▶ **Problem details**
Scan the lines below for "name"; report the number of lines that contain it, and only that.

▶ **Source data**
※ ※ ※

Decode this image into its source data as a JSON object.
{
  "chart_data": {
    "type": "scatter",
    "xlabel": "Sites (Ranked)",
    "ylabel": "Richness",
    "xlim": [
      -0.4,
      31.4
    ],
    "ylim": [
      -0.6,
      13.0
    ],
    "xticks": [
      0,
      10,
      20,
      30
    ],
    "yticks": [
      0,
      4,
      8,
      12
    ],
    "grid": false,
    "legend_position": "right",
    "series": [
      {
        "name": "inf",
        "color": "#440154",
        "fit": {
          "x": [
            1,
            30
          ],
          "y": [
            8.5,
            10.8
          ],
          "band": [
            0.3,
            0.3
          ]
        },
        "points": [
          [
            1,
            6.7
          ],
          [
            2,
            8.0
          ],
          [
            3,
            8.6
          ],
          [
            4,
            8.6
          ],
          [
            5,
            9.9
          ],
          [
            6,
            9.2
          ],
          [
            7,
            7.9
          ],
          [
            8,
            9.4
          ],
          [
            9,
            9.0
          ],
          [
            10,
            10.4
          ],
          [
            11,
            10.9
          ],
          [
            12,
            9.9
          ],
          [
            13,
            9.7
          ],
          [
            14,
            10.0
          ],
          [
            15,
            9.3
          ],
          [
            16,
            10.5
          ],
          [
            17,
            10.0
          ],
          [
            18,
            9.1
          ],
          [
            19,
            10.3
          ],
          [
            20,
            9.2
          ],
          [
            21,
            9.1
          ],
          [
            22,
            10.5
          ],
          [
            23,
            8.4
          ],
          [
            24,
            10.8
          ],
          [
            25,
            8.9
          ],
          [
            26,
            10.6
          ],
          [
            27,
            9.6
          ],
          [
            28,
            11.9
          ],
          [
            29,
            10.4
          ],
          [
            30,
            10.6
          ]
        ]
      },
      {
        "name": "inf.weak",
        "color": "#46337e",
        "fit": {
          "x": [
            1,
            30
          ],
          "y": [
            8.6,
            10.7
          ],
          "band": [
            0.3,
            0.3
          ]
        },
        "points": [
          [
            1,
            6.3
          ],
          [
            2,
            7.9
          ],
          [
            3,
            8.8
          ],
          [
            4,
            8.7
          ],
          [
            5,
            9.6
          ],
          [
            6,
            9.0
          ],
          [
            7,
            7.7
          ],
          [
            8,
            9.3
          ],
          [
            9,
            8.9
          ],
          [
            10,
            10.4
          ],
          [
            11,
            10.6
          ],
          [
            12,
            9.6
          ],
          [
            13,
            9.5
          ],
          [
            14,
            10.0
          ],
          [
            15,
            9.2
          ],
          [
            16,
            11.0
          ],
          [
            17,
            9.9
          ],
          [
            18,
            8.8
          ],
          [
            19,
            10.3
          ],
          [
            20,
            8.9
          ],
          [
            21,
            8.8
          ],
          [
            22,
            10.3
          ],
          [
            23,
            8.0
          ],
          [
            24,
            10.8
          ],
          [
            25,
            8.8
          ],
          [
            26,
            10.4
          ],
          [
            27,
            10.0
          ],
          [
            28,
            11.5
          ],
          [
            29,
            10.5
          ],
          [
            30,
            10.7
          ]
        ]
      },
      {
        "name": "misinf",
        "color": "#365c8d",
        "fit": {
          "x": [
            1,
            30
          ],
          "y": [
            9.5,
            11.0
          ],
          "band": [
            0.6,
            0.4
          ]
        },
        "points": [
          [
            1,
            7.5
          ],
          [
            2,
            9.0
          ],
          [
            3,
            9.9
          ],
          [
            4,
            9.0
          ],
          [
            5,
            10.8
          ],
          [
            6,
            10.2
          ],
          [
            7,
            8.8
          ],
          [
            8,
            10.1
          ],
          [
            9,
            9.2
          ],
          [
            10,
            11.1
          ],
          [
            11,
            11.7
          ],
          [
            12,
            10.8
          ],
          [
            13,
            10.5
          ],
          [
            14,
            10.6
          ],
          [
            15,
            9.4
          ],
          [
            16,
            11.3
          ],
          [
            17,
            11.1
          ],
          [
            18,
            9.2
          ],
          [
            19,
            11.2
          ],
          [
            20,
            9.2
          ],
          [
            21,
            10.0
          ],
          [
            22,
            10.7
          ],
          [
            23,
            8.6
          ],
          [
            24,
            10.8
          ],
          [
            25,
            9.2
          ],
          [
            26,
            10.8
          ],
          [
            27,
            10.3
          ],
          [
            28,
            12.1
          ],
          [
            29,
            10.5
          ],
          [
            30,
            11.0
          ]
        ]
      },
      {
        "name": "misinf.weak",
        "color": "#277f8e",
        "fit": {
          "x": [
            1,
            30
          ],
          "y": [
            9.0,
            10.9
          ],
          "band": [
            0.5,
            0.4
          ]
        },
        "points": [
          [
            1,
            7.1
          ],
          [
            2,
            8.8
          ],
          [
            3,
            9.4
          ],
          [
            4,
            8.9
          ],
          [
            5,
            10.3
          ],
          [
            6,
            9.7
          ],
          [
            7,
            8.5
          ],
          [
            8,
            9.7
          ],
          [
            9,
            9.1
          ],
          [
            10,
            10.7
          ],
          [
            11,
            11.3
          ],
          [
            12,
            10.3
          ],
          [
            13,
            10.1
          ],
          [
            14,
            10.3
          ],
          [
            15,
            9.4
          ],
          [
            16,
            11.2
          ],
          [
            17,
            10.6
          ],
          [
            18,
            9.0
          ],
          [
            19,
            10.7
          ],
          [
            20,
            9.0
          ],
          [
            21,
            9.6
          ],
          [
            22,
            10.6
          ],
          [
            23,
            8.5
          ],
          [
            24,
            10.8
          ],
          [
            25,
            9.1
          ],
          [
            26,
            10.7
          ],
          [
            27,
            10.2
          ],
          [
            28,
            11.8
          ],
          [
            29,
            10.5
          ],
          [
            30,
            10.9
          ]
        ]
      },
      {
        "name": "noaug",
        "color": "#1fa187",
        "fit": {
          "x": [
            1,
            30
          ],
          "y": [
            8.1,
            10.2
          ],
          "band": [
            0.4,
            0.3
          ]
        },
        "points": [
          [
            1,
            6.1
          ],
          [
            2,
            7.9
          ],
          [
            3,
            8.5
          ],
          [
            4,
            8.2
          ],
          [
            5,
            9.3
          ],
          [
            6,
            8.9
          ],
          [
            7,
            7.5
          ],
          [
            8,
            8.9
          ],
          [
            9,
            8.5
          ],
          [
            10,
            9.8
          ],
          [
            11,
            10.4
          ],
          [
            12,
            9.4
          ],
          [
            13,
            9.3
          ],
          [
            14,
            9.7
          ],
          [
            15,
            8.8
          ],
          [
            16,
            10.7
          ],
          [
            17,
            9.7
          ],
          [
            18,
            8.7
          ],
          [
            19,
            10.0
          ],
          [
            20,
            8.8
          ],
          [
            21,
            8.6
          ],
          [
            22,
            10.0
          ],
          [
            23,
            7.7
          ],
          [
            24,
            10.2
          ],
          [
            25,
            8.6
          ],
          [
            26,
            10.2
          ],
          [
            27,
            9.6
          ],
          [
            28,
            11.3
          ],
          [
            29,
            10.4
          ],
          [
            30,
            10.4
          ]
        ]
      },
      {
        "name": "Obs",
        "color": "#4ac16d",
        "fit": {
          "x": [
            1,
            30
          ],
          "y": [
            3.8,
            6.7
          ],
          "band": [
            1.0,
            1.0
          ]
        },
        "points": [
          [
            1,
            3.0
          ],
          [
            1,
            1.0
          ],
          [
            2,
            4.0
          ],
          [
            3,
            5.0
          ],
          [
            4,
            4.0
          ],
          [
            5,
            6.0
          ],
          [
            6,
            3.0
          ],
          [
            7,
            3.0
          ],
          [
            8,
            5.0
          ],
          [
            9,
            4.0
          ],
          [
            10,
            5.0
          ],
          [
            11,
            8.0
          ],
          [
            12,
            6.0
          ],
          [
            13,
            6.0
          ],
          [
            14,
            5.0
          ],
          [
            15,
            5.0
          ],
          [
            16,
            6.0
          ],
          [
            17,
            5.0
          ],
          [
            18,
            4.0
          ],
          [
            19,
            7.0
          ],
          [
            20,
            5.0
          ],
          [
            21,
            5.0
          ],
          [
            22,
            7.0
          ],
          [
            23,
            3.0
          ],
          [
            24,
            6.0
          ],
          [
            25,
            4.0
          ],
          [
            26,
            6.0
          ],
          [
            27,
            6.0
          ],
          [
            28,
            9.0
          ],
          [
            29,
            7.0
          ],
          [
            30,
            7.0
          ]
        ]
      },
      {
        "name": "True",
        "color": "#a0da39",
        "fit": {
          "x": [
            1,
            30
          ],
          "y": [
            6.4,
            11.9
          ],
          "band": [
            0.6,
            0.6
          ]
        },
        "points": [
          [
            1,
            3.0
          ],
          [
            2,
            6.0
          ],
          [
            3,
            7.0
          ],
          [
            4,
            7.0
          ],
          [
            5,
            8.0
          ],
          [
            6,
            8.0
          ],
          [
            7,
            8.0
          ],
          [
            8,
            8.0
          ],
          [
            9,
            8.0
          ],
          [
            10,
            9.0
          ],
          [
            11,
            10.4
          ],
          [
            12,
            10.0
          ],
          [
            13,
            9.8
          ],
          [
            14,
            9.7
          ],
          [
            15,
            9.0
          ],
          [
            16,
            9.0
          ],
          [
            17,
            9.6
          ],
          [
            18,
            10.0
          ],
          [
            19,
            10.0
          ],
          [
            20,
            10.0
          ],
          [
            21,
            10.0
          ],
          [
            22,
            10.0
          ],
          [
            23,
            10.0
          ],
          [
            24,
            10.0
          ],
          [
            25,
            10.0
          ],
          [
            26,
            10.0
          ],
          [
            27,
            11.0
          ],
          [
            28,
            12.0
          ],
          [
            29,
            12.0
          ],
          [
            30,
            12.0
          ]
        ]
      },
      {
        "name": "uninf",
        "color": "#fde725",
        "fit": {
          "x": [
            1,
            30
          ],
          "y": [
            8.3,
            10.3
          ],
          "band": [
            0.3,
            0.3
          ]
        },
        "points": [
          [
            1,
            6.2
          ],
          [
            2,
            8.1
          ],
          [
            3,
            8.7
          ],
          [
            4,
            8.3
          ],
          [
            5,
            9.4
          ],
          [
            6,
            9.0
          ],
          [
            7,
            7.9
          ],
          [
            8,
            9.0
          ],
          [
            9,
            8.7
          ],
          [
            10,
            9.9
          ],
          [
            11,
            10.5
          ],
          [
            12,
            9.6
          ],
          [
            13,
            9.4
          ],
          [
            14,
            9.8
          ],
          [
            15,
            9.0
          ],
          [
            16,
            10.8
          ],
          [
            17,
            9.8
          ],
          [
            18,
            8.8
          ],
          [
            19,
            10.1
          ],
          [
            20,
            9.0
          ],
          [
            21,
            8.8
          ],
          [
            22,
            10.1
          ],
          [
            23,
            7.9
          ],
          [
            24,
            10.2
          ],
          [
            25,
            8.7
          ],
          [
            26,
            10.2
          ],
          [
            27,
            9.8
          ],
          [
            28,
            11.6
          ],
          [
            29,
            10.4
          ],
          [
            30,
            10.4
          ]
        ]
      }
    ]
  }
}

※ ※ ※

▶ **Result**
8